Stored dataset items
#####

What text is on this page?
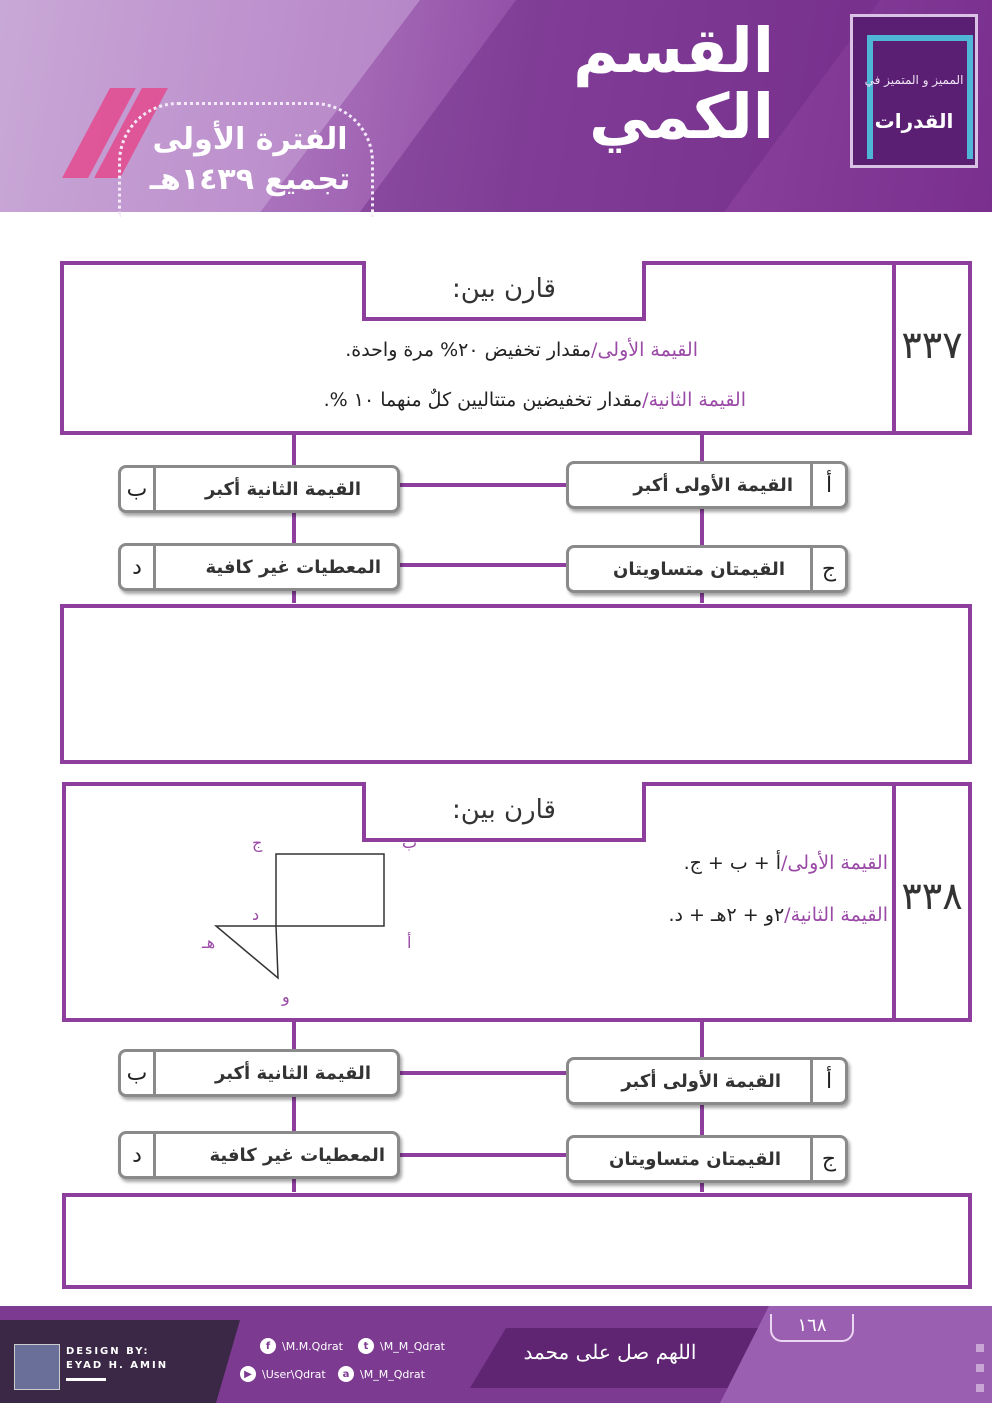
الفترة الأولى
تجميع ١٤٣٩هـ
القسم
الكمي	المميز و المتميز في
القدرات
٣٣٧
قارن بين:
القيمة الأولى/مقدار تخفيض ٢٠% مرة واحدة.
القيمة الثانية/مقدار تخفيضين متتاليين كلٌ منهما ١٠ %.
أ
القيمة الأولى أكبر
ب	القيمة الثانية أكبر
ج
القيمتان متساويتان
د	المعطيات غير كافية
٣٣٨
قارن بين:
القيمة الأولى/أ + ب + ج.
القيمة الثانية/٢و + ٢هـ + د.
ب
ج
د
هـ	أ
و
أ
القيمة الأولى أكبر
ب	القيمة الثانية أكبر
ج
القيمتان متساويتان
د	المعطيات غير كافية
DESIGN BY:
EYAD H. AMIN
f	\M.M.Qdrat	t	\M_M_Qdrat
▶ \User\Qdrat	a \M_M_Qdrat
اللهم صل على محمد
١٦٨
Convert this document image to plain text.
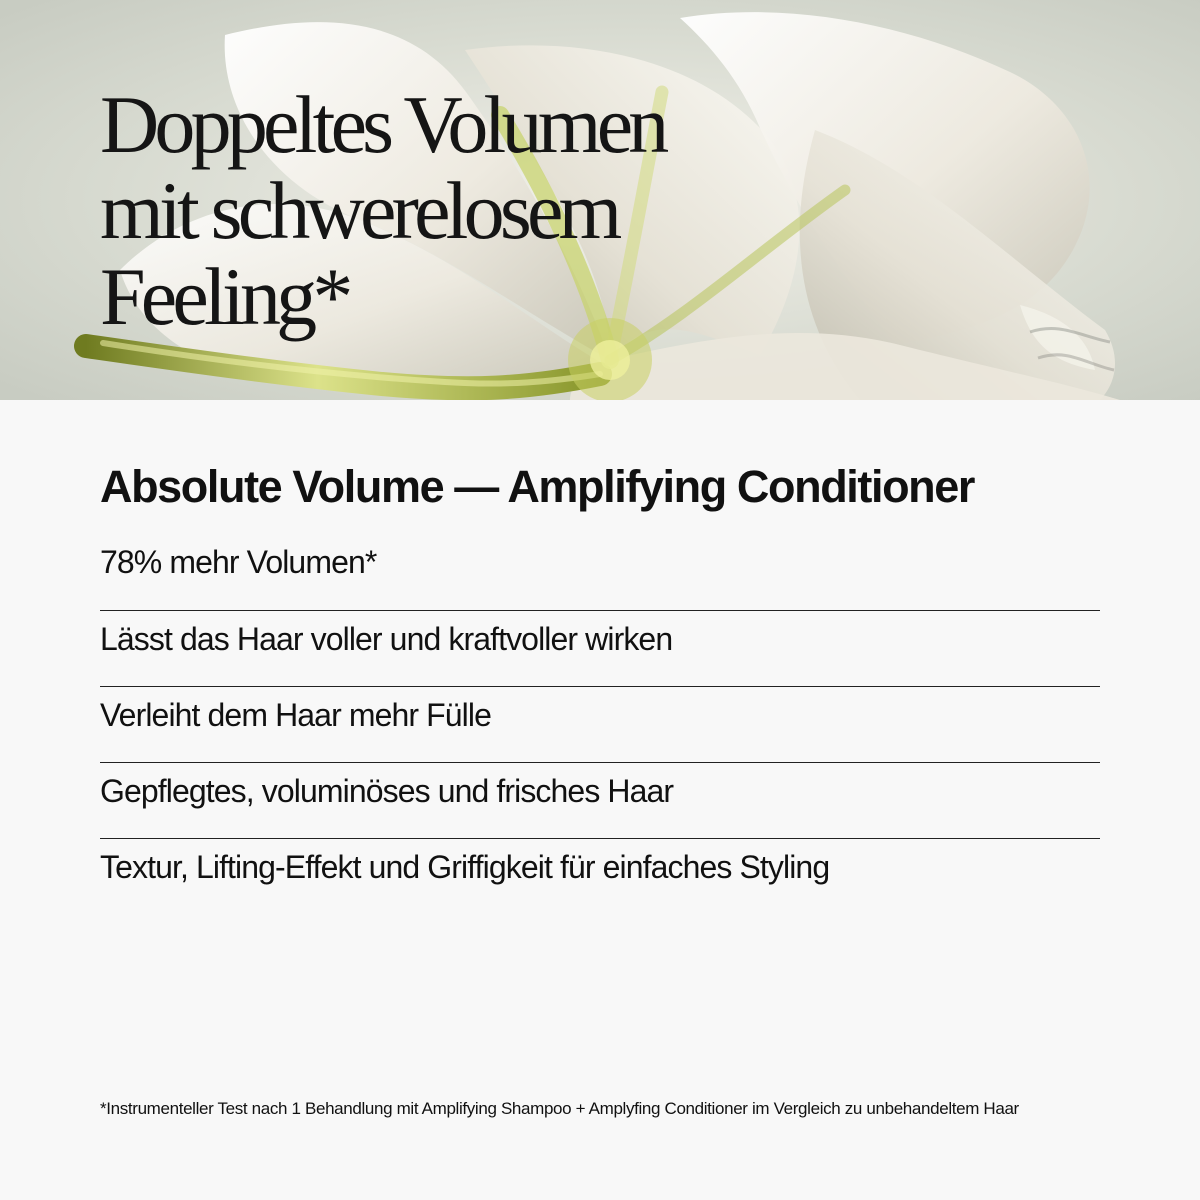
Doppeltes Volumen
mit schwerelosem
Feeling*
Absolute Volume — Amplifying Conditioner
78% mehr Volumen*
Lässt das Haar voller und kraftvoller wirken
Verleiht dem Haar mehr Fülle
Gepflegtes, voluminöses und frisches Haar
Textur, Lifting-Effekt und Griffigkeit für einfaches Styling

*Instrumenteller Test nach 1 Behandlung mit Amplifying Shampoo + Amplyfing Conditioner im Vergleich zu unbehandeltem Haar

#####

Show every line where the string "Amplifying" appears.

FULL ANSWER =
Absolute Volume — Amplifying Conditioner
*Instrumenteller Test nach 1 Behandlung mit Amplifying Shampoo + Amplyfing Conditioner im Vergleich zu unbehandeltem Haar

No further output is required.